[Work required]: Pick out each line containing the string "anyagok" and copy it.

[Data section]:

··········

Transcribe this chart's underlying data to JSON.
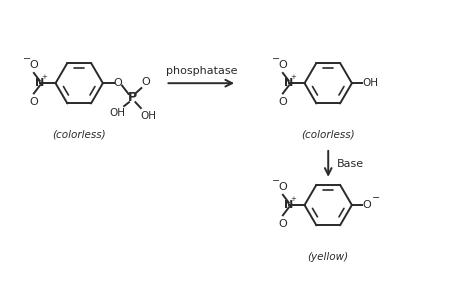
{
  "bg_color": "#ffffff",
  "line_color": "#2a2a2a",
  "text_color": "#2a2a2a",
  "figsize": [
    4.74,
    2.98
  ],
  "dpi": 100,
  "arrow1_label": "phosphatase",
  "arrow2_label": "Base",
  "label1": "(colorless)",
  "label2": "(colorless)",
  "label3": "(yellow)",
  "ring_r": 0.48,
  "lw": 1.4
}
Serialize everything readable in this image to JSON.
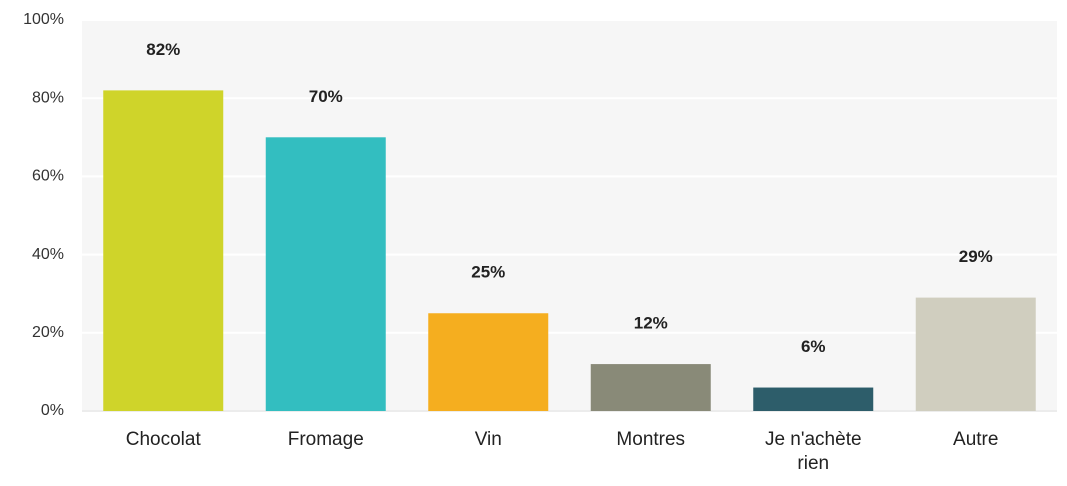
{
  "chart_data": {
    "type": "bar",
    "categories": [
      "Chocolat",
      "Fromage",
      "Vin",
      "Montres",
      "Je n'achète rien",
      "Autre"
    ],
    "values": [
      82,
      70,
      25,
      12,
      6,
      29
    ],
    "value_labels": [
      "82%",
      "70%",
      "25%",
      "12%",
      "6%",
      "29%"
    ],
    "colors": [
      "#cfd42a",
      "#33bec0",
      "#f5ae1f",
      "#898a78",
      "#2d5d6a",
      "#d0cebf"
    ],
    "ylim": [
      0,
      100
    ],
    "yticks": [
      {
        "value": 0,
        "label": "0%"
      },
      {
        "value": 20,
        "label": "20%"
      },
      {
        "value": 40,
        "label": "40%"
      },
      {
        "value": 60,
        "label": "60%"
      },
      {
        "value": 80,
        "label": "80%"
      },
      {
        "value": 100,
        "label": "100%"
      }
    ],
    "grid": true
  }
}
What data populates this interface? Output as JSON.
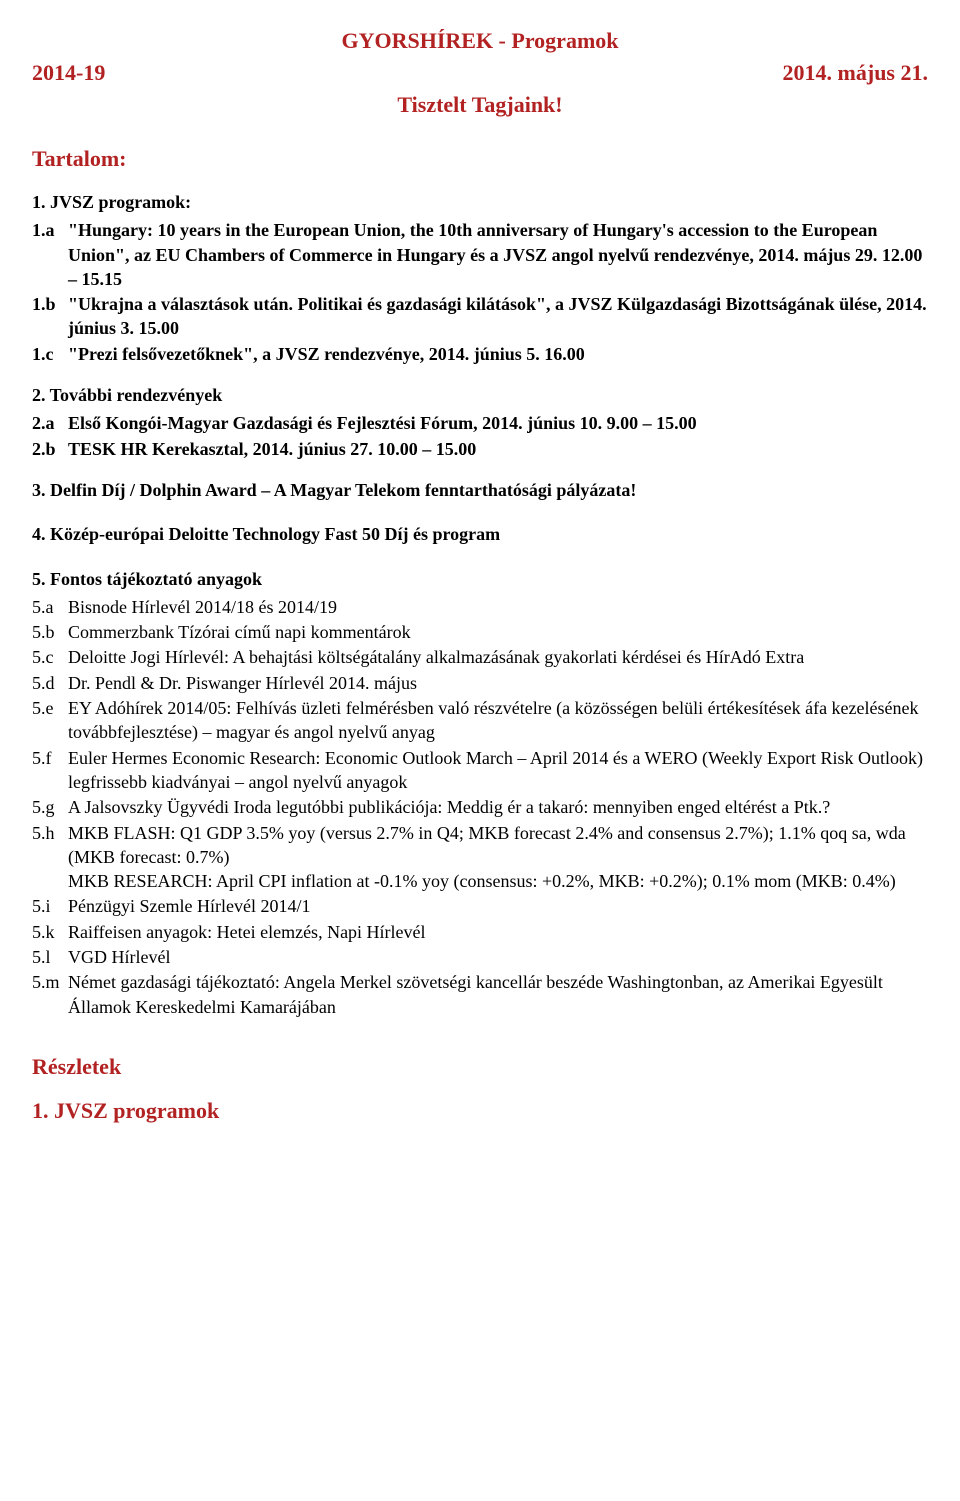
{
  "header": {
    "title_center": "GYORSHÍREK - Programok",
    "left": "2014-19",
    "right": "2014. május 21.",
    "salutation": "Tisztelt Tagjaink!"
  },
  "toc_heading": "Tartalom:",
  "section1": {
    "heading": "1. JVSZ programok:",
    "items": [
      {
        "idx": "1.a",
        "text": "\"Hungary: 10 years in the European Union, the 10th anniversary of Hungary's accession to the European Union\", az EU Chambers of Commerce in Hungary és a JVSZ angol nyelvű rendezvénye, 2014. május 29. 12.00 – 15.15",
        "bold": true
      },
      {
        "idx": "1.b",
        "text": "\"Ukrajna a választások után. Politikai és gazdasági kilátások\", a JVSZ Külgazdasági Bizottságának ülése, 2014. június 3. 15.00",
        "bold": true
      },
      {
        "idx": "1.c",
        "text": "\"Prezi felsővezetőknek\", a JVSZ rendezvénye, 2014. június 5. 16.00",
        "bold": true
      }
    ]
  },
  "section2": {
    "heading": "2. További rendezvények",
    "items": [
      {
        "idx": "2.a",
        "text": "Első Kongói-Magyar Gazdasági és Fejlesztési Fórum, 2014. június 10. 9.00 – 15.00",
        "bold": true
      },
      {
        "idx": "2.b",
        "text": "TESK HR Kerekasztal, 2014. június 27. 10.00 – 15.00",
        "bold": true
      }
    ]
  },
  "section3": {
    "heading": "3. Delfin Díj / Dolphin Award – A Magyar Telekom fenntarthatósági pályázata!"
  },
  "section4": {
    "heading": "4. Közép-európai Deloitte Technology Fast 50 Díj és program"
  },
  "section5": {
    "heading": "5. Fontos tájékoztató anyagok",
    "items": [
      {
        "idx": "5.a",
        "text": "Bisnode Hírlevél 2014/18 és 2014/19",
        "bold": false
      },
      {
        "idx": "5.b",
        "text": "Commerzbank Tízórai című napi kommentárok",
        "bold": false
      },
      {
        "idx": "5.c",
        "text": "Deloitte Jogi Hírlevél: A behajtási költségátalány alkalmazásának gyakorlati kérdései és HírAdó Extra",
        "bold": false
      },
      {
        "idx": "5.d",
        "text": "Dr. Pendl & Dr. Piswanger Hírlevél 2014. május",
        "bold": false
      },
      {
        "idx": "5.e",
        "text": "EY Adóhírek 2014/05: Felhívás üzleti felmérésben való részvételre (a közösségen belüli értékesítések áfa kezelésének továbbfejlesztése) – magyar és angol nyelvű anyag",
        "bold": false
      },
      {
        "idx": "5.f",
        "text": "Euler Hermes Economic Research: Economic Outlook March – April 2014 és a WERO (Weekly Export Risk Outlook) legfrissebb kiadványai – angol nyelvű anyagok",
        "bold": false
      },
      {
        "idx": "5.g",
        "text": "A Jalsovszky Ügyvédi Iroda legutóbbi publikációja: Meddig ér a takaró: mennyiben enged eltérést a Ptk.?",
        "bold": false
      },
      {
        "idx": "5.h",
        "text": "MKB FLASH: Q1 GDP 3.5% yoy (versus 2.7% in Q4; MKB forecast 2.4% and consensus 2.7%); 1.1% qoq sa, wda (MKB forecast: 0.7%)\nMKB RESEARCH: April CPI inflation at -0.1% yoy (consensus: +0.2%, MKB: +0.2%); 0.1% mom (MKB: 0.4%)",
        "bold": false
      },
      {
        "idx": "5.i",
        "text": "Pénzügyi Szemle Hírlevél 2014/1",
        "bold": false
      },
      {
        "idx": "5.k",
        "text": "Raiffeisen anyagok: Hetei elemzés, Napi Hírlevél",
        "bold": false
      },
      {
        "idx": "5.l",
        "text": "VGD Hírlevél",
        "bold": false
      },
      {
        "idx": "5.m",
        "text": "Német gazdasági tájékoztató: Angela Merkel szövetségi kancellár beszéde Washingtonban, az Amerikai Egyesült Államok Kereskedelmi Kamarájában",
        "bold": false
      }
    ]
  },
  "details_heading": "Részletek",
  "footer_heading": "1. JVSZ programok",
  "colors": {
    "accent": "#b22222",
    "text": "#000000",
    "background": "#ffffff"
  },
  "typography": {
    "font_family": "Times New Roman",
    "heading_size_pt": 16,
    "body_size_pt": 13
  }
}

··········

[Completed task]:
    "heading": "5. Fontos tájékoztató anyagok",
        "text": "Euler Hermes Economic Research: Economic Outlook March – April 2014 és a WERO (Weekly Export Risk Outlook) legfrissebb kiadványai – angol nyelvű anyagok",
        "text": "Raiffeisen anyagok: Hetei elemzés, Napi Hírlevél",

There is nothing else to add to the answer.